Stated exercise: Please write the listing below out again exactly, leaving every picture behind.

** begin **

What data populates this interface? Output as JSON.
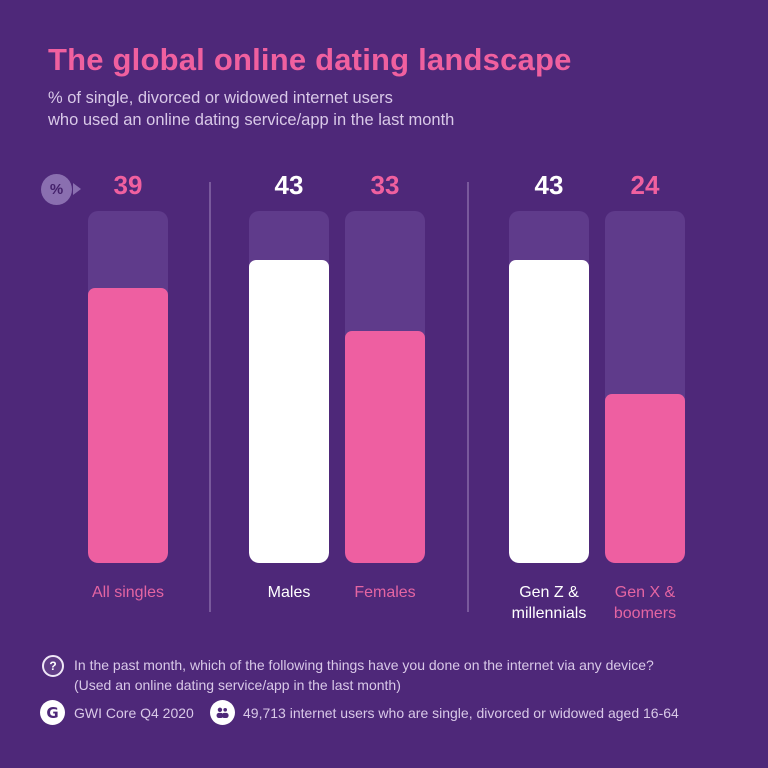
{
  "title": "The global online dating landscape",
  "subtitle": "% of single, divorced or widowed internet users\nwho used an online dating service/app in the last month",
  "axis_badge": {
    "unit": "%"
  },
  "chart_data": {
    "type": "bar",
    "title": "The global online dating landscape",
    "ylabel": "% of single, divorced or widowed internet users who used an online dating service/app in the last month",
    "xlabel": "",
    "ylim": [
      0,
      50
    ],
    "grid": false,
    "legend": "none",
    "categories": [
      "All singles",
      "Males",
      "Females",
      "Gen Z & millennials",
      "Gen X & boomers"
    ],
    "values": [
      39,
      43,
      33,
      43,
      24
    ],
    "groups": [
      [
        "All singles"
      ],
      [
        "Males",
        "Females"
      ],
      [
        "Gen Z & millennials",
        "Gen X & boomers"
      ]
    ],
    "bars": [
      {
        "label": "All singles",
        "value": 39,
        "fill_color": "#EE5FA1",
        "value_color": "#F0609F",
        "label_color": "#E465A2"
      },
      {
        "label": "Males",
        "value": 43,
        "fill_color": "#FFFFFF",
        "value_color": "#FFFFFF",
        "label_color": "#FFFFFF"
      },
      {
        "label": "Females",
        "value": 33,
        "fill_color": "#EE5FA1",
        "value_color": "#F0609F",
        "label_color": "#E465A2"
      },
      {
        "label": "Gen Z &\nmillennials",
        "value": 43,
        "fill_color": "#FFFFFF",
        "value_color": "#FFFFFF",
        "label_color": "#FFFFFF"
      },
      {
        "label": "Gen X &\nboomers",
        "value": 24,
        "fill_color": "#EE5FA1",
        "value_color": "#F0609F",
        "label_color": "#E465A2"
      }
    ]
  },
  "footer": {
    "question": "In the past month, which of the following things have you done on the internet via any device?\n(Used an online dating service/app in the last month)",
    "question_mark": "?",
    "source_label": "GWI Core Q4 2020",
    "sample_label": "49,713 internet users who are single, divorced or widowed aged 16-64",
    "gwi_logo_letter": "G"
  },
  "colors": {
    "background": "#4E2879",
    "bar_track": "#5F3B8B",
    "pink": "#EE5FA1",
    "white": "#FFFFFF",
    "title_pink": "#F0609F",
    "lavender_text": "#D9C9E8"
  }
}
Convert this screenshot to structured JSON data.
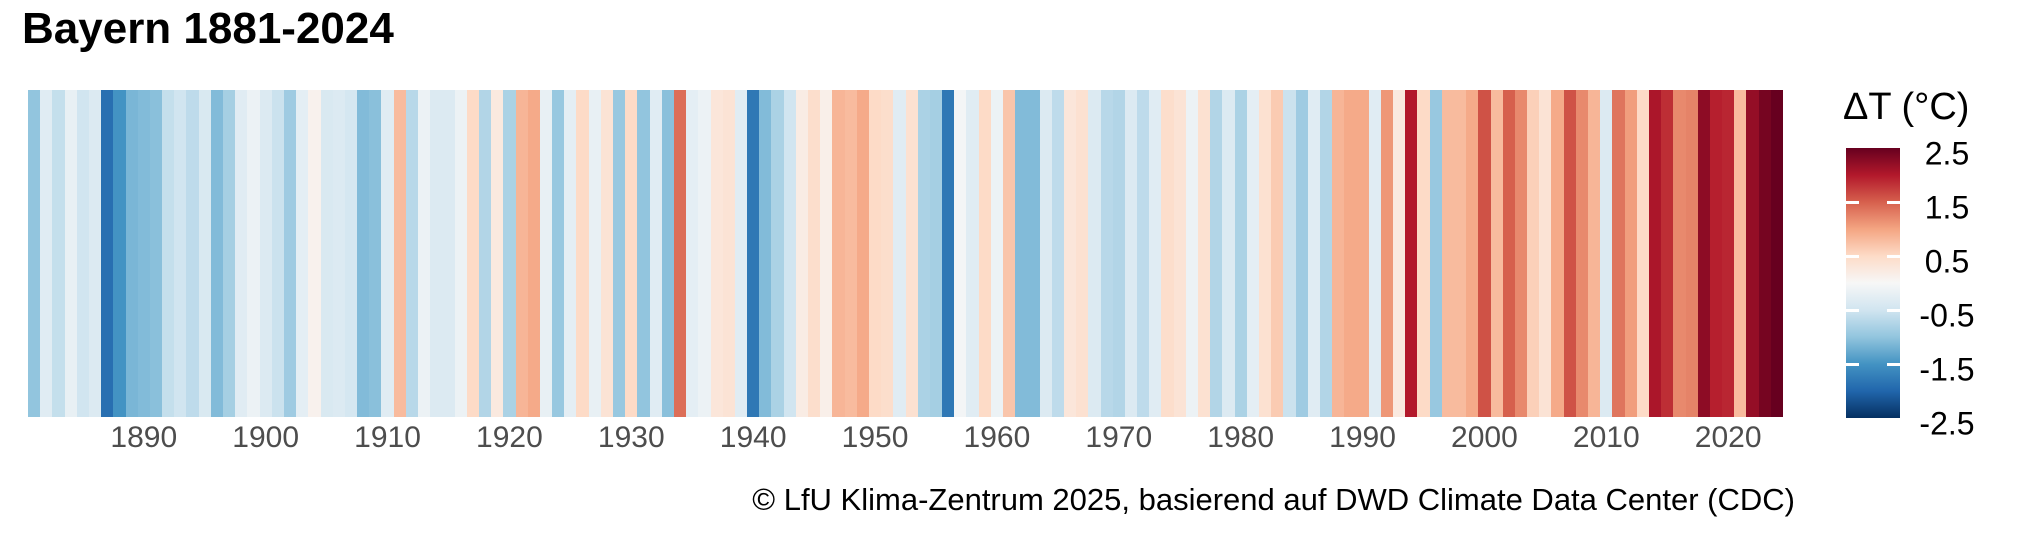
{
  "title": "Bayern 1881-2024",
  "caption": "© LfU Klima-Zentrum 2025, basierend auf DWD Climate Data Center (CDC)",
  "legend": {
    "title": "ΔT (°C)",
    "tick_labels": [
      "2.5",
      "1.5",
      "0.5",
      "-0.5",
      "-1.5",
      "-2.5"
    ],
    "tick_values": [
      2.5,
      1.5,
      0.5,
      -0.5,
      -1.5,
      -2.5
    ],
    "inner_tick_values": [
      1.5,
      0.5,
      -0.5,
      -1.5
    ]
  },
  "axis": {
    "tick_years": [
      1890,
      1900,
      1910,
      1920,
      1930,
      1940,
      1950,
      1960,
      1970,
      1980,
      1990,
      2000,
      2010,
      2020
    ]
  },
  "colors": {
    "background": "#ffffff",
    "axis_label": "#4d4d4d",
    "text": "#000000",
    "colorbar_tick_mark": "#ffffff"
  },
  "chart_data": {
    "type": "heatmap",
    "subtype": "warming-stripes",
    "title": "Bayern 1881-2024",
    "x_start_year": 1881,
    "x_end_year": 2024,
    "xlabel": "",
    "ylabel": "ΔT (°C)",
    "value_domain": [
      -2.5,
      2.5
    ],
    "legend_position": "right",
    "grid": false,
    "colormap": [
      {
        "value": -2.5,
        "hex": "#053061"
      },
      {
        "value": -2.0,
        "hex": "#2166ac"
      },
      {
        "value": -1.5,
        "hex": "#4393c3"
      },
      {
        "value": -1.0,
        "hex": "#92c5de"
      },
      {
        "value": -0.5,
        "hex": "#d1e5f0"
      },
      {
        "value": 0.0,
        "hex": "#f7f7f7"
      },
      {
        "value": 0.5,
        "hex": "#fddbc7"
      },
      {
        "value": 1.0,
        "hex": "#f4a582"
      },
      {
        "value": 1.5,
        "hex": "#d6604d"
      },
      {
        "value": 2.0,
        "hex": "#b2182b"
      },
      {
        "value": 2.5,
        "hex": "#67001f"
      }
    ],
    "values": [
      -1.0,
      -0.3,
      -0.6,
      -0.2,
      -0.5,
      -0.35,
      -1.9,
      -1.5,
      -1.15,
      -1.1,
      -1.05,
      -0.6,
      -0.5,
      -0.65,
      -0.4,
      -1.1,
      -0.85,
      -0.3,
      -0.15,
      -0.35,
      -0.55,
      -0.9,
      -0.25,
      0.1,
      -0.4,
      -0.35,
      -0.45,
      -1.1,
      -1.05,
      -0.3,
      0.8,
      -0.7,
      -0.15,
      -0.35,
      -0.35,
      -0.15,
      0.5,
      -0.75,
      0.25,
      -0.8,
      0.85,
      0.95,
      -0.2,
      -0.95,
      -0.25,
      0.5,
      -0.2,
      0.35,
      -0.95,
      0.5,
      -1.0,
      -0.3,
      -1.05,
      1.4,
      -0.25,
      -0.15,
      0.3,
      0.35,
      -0.3,
      -1.8,
      -1.1,
      -0.8,
      -0.5,
      0.2,
      0.45,
      0.15,
      0.85,
      0.8,
      0.95,
      0.5,
      0.45,
      -0.3,
      0.4,
      -0.8,
      -0.85,
      -1.8,
      -0.05,
      -0.3,
      0.5,
      -0.15,
      0.7,
      -1.1,
      -1.1,
      -0.35,
      -0.65,
      0.3,
      0.4,
      -0.35,
      -0.7,
      -0.75,
      -0.35,
      -0.65,
      -0.3,
      0.45,
      0.35,
      -0.15,
      0.4,
      -0.75,
      -0.35,
      -0.8,
      -0.25,
      0.4,
      0.65,
      -0.55,
      -0.9,
      -0.3,
      -0.75,
      0.85,
      0.95,
      0.95,
      -0.3,
      1.1,
      0.25,
      2.0,
      0.5,
      -0.95,
      0.8,
      0.8,
      0.95,
      1.6,
      0.8,
      1.5,
      1.2,
      0.6,
      0.35,
      0.95,
      1.6,
      1.2,
      0.85,
      -0.35,
      1.35,
      1.05,
      0.5,
      2.05,
      1.85,
      1.2,
      1.25,
      2.25,
      1.95,
      1.9,
      0.8,
      2.2,
      2.4,
      2.55
    ]
  }
}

** end **

Task result:
What data populates this interface? Output as JSON.
{
  "title": "The global online dating landscape",
  "subtitle": "% of single, divorced or widowed internet users\nwho used an online dating service/app in the last month",
  "axis_badge": {
    "unit": "%"
  },
  "chart_data": {
    "type": "bar",
    "title": "The global online dating landscape",
    "ylabel": "% of single, divorced or widowed internet users who used an online dating service/app in the last month",
    "xlabel": "",
    "ylim": [
      0,
      50
    ],
    "grid": false,
    "legend": "none",
    "categories": [
      "All singles",
      "Males",
      "Females",
      "Gen Z & millennials",
      "Gen X & boomers"
    ],
    "values": [
      39,
      43,
      33,
      43,
      24
    ],
    "groups": [
      [
        "All singles"
      ],
      [
        "Males",
        "Females"
      ],
      [
        "Gen Z & millennials",
        "Gen X & boomers"
      ]
    ],
    "bars": [
      {
        "label": "All singles",
        "value": 39,
        "fill_color": "#EE5FA1",
        "value_color": "#F0609F",
        "label_color": "#E465A2"
      },
      {
        "label": "Males",
        "value": 43,
        "fill_color": "#FFFFFF",
        "value_color": "#FFFFFF",
        "label_color": "#FFFFFF"
      },
      {
        "label": "Females",
        "value": 33,
        "fill_color": "#EE5FA1",
        "value_color": "#F0609F",
        "label_color": "#E465A2"
      },
      {
        "label": "Gen Z &\nmillennials",
        "value": 43,
        "fill_color": "#FFFFFF",
        "value_color": "#FFFFFF",
        "label_color": "#FFFFFF"
      },
      {
        "label": "Gen X &\nboomers",
        "value": 24,
        "fill_color": "#EE5FA1",
        "value_color": "#F0609F",
        "label_color": "#E465A2"
      }
    ]
  },
  "footer": {
    "question": "In the past month, which of the following things have you done on the internet via any device?\n(Used an online dating service/app in the last month)",
    "question_mark": "?",
    "source_label": "GWI Core Q4 2020",
    "sample_label": "49,713 internet users who are single, divorced or widowed aged 16-64",
    "gwi_logo_letter": "G"
  },
  "colors": {
    "background": "#4E2879",
    "bar_track": "#5F3B8B",
    "pink": "#EE5FA1",
    "white": "#FFFFFF",
    "title_pink": "#F0609F",
    "lavender_text": "#D9C9E8"
  }
}
Convert this screenshot to structured JSON data.
{
  "title": "Bayern 1881-2024",
  "caption": "© LfU Klima-Zentrum 2025, basierend auf DWD Climate Data Center (CDC)",
  "legend": {
    "title": "ΔT (°C)",
    "tick_labels": [
      "2.5",
      "1.5",
      "0.5",
      "-0.5",
      "-1.5",
      "-2.5"
    ],
    "tick_values": [
      2.5,
      1.5,
      0.5,
      -0.5,
      -1.5,
      -2.5
    ],
    "inner_tick_values": [
      1.5,
      0.5,
      -0.5,
      -1.5
    ]
  },
  "axis": {
    "tick_years": [
      1890,
      1900,
      1910,
      1920,
      1930,
      1940,
      1950,
      1960,
      1970,
      1980,
      1990,
      2000,
      2010,
      2020
    ]
  },
  "colors": {
    "background": "#ffffff",
    "axis_label": "#4d4d4d",
    "text": "#000000",
    "colorbar_tick_mark": "#ffffff"
  },
  "chart_data": {
    "type": "heatmap",
    "subtype": "warming-stripes",
    "title": "Bayern 1881-2024",
    "x_start_year": 1881,
    "x_end_year": 2024,
    "xlabel": "",
    "ylabel": "ΔT (°C)",
    "value_domain": [
      -2.5,
      2.5
    ],
    "legend_position": "right",
    "grid": false,
    "colormap": [
      {
        "value": -2.5,
        "hex": "#053061"
      },
      {
        "value": -2.0,
        "hex": "#2166ac"
      },
      {
        "value": -1.5,
        "hex": "#4393c3"
      },
      {
        "value": -1.0,
        "hex": "#92c5de"
      },
      {
        "value": -0.5,
        "hex": "#d1e5f0"
      },
      {
        "value": 0.0,
        "hex": "#f7f7f7"
      },
      {
        "value": 0.5,
        "hex": "#fddbc7"
      },
      {
        "value": 1.0,
        "hex": "#f4a582"
      },
      {
        "value": 1.5,
        "hex": "#d6604d"
      },
      {
        "value": 2.0,
        "hex": "#b2182b"
      },
      {
        "value": 2.5,
        "hex": "#67001f"
      }
    ],
    "values": [
      -1.0,
      -0.3,
      -0.6,
      -0.2,
      -0.5,
      -0.35,
      -1.9,
      -1.5,
      -1.15,
      -1.1,
      -1.05,
      -0.6,
      -0.5,
      -0.65,
      -0.4,
      -1.1,
      -0.85,
      -0.3,
      -0.15,
      -0.35,
      -0.55,
      -0.9,
      -0.25,
      0.1,
      -0.4,
      -0.35,
      -0.45,
      -1.1,
      -1.05,
      -0.3,
      0.8,
      -0.7,
      -0.15,
      -0.35,
      -0.35,
      -0.15,
      0.5,
      -0.75,
      0.25,
      -0.8,
      0.85,
      0.95,
      -0.2,
      -0.95,
      -0.25,
      0.5,
      -0.2,
      0.35,
      -0.95,
      0.5,
      -1.0,
      -0.3,
      -1.05,
      1.4,
      -0.25,
      -0.15,
      0.3,
      0.35,
      -0.3,
      -1.8,
      -1.1,
      -0.8,
      -0.5,
      0.2,
      0.45,
      0.15,
      0.85,
      0.8,
      0.95,
      0.5,
      0.45,
      -0.3,
      0.4,
      -0.8,
      -0.85,
      -1.8,
      -0.05,
      -0.3,
      0.5,
      -0.15,
      0.7,
      -1.1,
      -1.1,
      -0.35,
      -0.65,
      0.3,
      0.4,
      -0.35,
      -0.7,
      -0.75,
      -0.35,
      -0.65,
      -0.3,
      0.45,
      0.35,
      -0.15,
      0.4,
      -0.75,
      -0.35,
      -0.8,
      -0.25,
      0.4,
      0.65,
      -0.55,
      -0.9,
      -0.3,
      -0.75,
      0.85,
      0.95,
      0.95,
      -0.3,
      1.1,
      0.25,
      2.0,
      0.5,
      -0.95,
      0.8,
      0.8,
      0.95,
      1.6,
      0.8,
      1.5,
      1.2,
      0.6,
      0.35,
      0.95,
      1.6,
      1.2,
      0.85,
      -0.35,
      1.35,
      1.05,
      0.5,
      2.05,
      1.85,
      1.2,
      1.25,
      2.25,
      1.95,
      1.9,
      0.8,
      2.2,
      2.4,
      2.55
    ]
  }
}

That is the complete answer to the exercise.